— EXTRAIT DU DOCUMENT —

################

En l’état actuel des choses, elle n’occupe certainement pas une position de pointe. Nous pourrons à nouveau discuter sérieusement de cette question dans trois ou quatre ans, lorsque les effets effectifs de cette loi seront visibles. On sait par les statistiques que la Suisse n’est pas en tête en ce qui concerne les énergies renouvelables.
Le «oui» d’aujourd’hui est sans équivoque. Pourtant, le soutien a diminué au cours de la campagne. À quoi cela est-il dû? La couverture médiatique des actions d’écologistes qui se collent au bitume a-t-elle eu une influence?
Il est difficile de le résumer à des facteurs individuels. Ce que l’on a certainement vu, c’est que durant la période des élections fédérales de 2019, la Jeunesse pour le climat a contribué à une atmosphère de renouveau positif en matière de politique environnementale.
Depuis, une partie de cette jeunesse climatique a subi la pression du public, surtout en raison d’actions qui ont attiré l’attention, et même les Vert-e-s ont pris leurs distances. L’unité au sein du camp des Vert-e-s s’est quelque peu rompue depuis. Mais la poussée de l’argument des coûts pendant la phase principale de la campagne a sans doute été plus importante.
L’argument du coût a donc fait mouche auprès de certaines parties de la population. Quels étaient les autres arguments contre cette loi?

################

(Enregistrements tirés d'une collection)
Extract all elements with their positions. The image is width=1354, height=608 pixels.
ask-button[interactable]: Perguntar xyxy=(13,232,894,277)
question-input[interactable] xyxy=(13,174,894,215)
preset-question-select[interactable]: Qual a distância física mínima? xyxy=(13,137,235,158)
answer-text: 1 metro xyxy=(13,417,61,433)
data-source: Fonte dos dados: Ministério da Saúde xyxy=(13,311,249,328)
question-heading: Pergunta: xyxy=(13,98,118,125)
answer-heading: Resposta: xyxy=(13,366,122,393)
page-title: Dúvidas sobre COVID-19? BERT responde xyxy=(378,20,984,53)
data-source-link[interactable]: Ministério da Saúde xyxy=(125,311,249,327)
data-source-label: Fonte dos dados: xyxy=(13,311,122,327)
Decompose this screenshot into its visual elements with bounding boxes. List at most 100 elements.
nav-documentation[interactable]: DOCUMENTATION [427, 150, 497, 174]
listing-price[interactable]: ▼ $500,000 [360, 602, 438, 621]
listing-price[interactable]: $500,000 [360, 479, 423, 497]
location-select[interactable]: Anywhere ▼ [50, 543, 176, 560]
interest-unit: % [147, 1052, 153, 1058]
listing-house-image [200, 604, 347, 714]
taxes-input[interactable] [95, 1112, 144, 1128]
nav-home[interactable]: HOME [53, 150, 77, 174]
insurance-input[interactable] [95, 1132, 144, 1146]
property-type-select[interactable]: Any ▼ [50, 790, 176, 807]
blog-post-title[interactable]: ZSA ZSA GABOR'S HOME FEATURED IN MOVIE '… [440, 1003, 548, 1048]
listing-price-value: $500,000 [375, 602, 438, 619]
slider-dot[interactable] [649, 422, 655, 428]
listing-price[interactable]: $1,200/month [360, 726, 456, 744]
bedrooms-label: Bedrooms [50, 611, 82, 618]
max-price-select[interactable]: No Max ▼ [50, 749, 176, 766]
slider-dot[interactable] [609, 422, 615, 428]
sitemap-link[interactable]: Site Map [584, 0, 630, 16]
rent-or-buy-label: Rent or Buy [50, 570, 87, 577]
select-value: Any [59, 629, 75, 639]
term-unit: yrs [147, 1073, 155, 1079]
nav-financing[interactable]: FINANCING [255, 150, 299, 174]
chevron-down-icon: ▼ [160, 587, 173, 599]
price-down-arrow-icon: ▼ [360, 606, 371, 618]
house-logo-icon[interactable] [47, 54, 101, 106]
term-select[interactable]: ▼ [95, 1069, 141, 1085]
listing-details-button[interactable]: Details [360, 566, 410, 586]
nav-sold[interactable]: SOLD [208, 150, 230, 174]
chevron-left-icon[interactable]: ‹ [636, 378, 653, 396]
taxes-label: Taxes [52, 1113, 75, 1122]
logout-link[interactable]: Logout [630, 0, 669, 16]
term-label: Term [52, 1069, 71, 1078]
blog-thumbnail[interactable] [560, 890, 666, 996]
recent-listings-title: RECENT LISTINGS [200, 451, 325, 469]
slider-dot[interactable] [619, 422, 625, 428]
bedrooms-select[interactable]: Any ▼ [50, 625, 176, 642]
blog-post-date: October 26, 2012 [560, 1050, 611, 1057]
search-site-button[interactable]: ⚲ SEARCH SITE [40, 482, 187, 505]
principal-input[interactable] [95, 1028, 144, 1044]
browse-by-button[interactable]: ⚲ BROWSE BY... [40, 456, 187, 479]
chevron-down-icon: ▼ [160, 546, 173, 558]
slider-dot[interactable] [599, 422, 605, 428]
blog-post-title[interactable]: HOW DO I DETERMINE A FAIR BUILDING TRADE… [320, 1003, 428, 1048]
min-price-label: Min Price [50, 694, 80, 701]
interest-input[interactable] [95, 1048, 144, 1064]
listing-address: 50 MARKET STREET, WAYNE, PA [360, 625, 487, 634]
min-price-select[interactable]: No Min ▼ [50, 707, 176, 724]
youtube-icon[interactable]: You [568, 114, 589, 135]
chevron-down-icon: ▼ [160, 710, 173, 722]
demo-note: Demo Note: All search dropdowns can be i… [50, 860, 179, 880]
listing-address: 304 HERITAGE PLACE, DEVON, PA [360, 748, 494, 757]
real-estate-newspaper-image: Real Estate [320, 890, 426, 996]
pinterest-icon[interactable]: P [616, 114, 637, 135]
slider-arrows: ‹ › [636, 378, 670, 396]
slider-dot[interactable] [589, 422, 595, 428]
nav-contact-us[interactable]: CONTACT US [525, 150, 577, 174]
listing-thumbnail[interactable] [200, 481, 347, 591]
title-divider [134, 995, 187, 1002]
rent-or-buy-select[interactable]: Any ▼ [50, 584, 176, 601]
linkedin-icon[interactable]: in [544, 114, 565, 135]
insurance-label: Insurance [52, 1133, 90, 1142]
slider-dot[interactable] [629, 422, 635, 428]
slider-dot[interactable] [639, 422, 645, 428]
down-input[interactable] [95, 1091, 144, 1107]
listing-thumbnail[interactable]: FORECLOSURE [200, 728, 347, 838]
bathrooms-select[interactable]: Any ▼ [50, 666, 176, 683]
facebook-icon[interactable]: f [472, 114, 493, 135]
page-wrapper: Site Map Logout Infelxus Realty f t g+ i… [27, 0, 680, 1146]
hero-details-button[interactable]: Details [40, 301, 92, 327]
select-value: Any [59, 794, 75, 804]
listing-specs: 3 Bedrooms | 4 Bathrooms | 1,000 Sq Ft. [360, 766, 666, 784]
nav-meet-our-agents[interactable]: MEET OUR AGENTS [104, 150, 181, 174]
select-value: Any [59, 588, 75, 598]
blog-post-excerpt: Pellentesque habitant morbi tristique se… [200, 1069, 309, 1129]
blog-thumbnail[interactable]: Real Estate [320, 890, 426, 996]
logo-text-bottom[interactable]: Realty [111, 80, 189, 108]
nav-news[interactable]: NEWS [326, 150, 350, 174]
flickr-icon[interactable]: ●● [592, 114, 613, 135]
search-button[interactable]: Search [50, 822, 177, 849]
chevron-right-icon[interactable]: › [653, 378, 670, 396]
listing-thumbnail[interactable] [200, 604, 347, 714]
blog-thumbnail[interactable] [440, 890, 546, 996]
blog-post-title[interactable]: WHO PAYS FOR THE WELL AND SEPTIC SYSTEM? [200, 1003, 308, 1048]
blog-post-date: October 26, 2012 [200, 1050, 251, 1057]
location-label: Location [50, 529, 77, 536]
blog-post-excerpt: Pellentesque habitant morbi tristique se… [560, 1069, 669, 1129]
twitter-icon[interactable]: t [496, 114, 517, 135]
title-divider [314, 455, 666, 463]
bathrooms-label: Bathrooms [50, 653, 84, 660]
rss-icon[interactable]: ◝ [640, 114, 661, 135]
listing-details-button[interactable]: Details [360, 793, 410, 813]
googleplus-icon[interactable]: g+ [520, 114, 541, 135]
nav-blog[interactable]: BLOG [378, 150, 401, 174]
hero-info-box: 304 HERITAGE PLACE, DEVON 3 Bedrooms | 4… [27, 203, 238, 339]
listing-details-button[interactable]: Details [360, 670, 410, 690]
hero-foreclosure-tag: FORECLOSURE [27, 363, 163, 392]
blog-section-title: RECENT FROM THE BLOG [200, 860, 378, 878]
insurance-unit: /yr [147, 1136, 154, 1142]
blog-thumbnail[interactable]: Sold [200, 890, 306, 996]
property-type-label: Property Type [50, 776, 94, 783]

################

— VÉRIFIER SA COMPRÉHENSION —
a: D'après l'extrait d'entretien, quel facteur a sans doute pesé davantage que la pression subie par la jeunesse climatique ?
b: Reproduisez à l'identique le passage de l'extrait d'entretien qui commence par les mots « Depuis, une partie » et se termine par « contre cette loi? ».

— RÉPONSES —
a: La poussée de l'argument des coûts pendant la phase principale de la campagne.

b:
Depuis, une partie de cette jeunesse climatique a subi la pression du public, surtout en raison d’actions qui ont attiré l’attention, et même les Vert-e-s ont pris leurs distances. L’unité au sein du camp des Vert-e-s s’est quelque peu rompue depuis. Mais la poussée de l’argument des coûts pendant la phase principale de la campagne a sans doute été plus importante.
L’argument du coût a donc fait mouche auprès de certaines parties de la population. Quels étaient les autres arguments contre cette loi?